DIRECTIVE
Quote each line of the material verbatim, without the pictures.

SOURCE DATA

========

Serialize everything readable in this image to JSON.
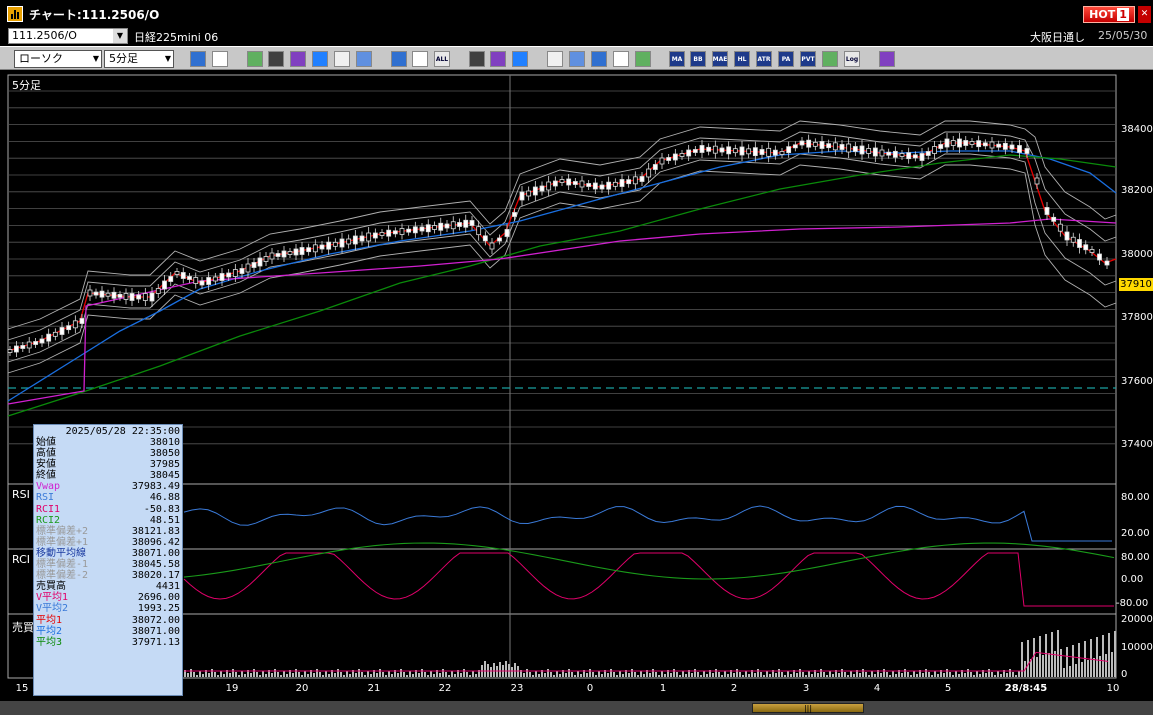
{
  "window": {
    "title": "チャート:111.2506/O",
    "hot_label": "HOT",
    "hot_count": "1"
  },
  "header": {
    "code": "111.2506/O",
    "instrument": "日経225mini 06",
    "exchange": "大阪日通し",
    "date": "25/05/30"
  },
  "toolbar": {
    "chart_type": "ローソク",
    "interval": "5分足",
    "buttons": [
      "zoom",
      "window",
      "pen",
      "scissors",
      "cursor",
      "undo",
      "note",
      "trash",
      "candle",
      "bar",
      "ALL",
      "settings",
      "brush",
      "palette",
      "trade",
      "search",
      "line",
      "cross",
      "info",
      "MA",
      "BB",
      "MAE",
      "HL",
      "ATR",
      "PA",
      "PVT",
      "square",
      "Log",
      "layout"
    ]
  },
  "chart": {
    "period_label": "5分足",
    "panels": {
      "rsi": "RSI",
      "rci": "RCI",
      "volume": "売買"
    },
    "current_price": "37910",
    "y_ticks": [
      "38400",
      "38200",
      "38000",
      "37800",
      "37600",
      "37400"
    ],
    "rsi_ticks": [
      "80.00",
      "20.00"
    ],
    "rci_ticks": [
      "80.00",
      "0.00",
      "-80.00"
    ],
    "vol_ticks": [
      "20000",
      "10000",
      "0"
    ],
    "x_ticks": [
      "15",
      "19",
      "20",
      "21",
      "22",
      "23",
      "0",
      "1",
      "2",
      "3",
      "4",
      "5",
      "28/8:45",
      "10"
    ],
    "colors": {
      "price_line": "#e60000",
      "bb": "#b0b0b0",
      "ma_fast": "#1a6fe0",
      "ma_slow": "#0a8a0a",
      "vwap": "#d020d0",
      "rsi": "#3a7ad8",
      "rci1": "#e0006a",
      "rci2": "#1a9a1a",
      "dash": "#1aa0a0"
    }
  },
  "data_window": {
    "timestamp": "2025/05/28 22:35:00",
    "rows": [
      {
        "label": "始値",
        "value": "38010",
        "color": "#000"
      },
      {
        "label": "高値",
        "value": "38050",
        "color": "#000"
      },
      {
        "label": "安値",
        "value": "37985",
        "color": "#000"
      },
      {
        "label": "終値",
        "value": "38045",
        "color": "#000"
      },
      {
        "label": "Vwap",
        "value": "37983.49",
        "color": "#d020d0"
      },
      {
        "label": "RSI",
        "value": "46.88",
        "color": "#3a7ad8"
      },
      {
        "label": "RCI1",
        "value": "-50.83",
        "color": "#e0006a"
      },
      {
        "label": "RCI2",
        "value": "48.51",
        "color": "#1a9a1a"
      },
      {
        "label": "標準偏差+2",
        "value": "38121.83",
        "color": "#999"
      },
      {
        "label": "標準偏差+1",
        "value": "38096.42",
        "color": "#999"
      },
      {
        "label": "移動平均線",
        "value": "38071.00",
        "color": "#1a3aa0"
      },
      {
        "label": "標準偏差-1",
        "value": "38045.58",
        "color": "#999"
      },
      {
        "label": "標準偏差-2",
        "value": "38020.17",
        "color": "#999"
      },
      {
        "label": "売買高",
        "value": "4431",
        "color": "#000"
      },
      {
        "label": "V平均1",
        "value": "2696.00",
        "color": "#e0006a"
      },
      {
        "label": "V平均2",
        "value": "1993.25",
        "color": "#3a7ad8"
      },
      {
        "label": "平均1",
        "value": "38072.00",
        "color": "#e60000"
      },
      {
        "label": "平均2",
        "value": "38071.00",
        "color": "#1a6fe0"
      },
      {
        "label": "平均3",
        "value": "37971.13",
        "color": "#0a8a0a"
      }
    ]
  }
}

========

IN RESPONSE
Serialize everything readable in this image to JSON.
{
  "window": {
    "title": "チャート:111.2506/O",
    "hot_label": "HOT",
    "hot_count": "1"
  },
  "header": {
    "code": "111.2506/O",
    "instrument": "日経225mini 06",
    "exchange": "大阪日通し",
    "date": "25/05/30"
  },
  "toolbar": {
    "chart_type": "ローソク",
    "interval": "5分足",
    "buttons": [
      "zoom",
      "window",
      "pen",
      "scissors",
      "cursor",
      "undo",
      "note",
      "trash",
      "candle",
      "bar",
      "ALL",
      "settings",
      "brush",
      "palette",
      "trade",
      "search",
      "line",
      "cross",
      "info",
      "MA",
      "BB",
      "MAE",
      "HL",
      "ATR",
      "PA",
      "PVT",
      "square",
      "Log",
      "layout"
    ]
  },
  "chart": {
    "period_label": "5分足",
    "panels": {
      "rsi": "RSI",
      "rci": "RCI",
      "volume": "売買"
    },
    "current_price": "37910",
    "y_ticks": [
      "38400",
      "38200",
      "38000",
      "37800",
      "37600",
      "37400"
    ],
    "rsi_ticks": [
      "80.00",
      "20.00"
    ],
    "rci_ticks": [
      "80.00",
      "0.00",
      "-80.00"
    ],
    "vol_ticks": [
      "20000",
      "10000",
      "0"
    ],
    "x_ticks": [
      "15",
      "19",
      "20",
      "21",
      "22",
      "23",
      "0",
      "1",
      "2",
      "3",
      "4",
      "5",
      "28/8:45",
      "10"
    ],
    "colors": {
      "price_line": "#e60000",
      "bb": "#b0b0b0",
      "ma_fast": "#1a6fe0",
      "ma_slow": "#0a8a0a",
      "vwap": "#d020d0",
      "rsi": "#3a7ad8",
      "rci1": "#e0006a",
      "rci2": "#1a9a1a",
      "dash": "#1aa0a0"
    }
  },
  "data_window": {
    "timestamp": "2025/05/28 22:35:00",
    "rows": [
      {
        "label": "始値",
        "value": "38010",
        "color": "#000"
      },
      {
        "label": "高値",
        "value": "38050",
        "color": "#000"
      },
      {
        "label": "安値",
        "value": "37985",
        "color": "#000"
      },
      {
        "label": "終値",
        "value": "38045",
        "color": "#000"
      },
      {
        "label": "Vwap",
        "value": "37983.49",
        "color": "#d020d0"
      },
      {
        "label": "RSI",
        "value": "46.88",
        "color": "#3a7ad8"
      },
      {
        "label": "RCI1",
        "value": "-50.83",
        "color": "#e0006a"
      },
      {
        "label": "RCI2",
        "value": "48.51",
        "color": "#1a9a1a"
      },
      {
        "label": "標準偏差+2",
        "value": "38121.83",
        "color": "#999"
      },
      {
        "label": "標準偏差+1",
        "value": "38096.42",
        "color": "#999"
      },
      {
        "label": "移動平均線",
        "value": "38071.00",
        "color": "#1a3aa0"
      },
      {
        "label": "標準偏差-1",
        "value": "38045.58",
        "color": "#999"
      },
      {
        "label": "標準偏差-2",
        "value": "38020.17",
        "color": "#999"
      },
      {
        "label": "売買高",
        "value": "4431",
        "color": "#000"
      },
      {
        "label": "V平均1",
        "value": "2696.00",
        "color": "#e0006a"
      },
      {
        "label": "V平均2",
        "value": "1993.25",
        "color": "#3a7ad8"
      },
      {
        "label": "平均1",
        "value": "38072.00",
        "color": "#e60000"
      },
      {
        "label": "平均2",
        "value": "38071.00",
        "color": "#1a6fe0"
      },
      {
        "label": "平均3",
        "value": "37971.13",
        "color": "#0a8a0a"
      }
    ]
  }
}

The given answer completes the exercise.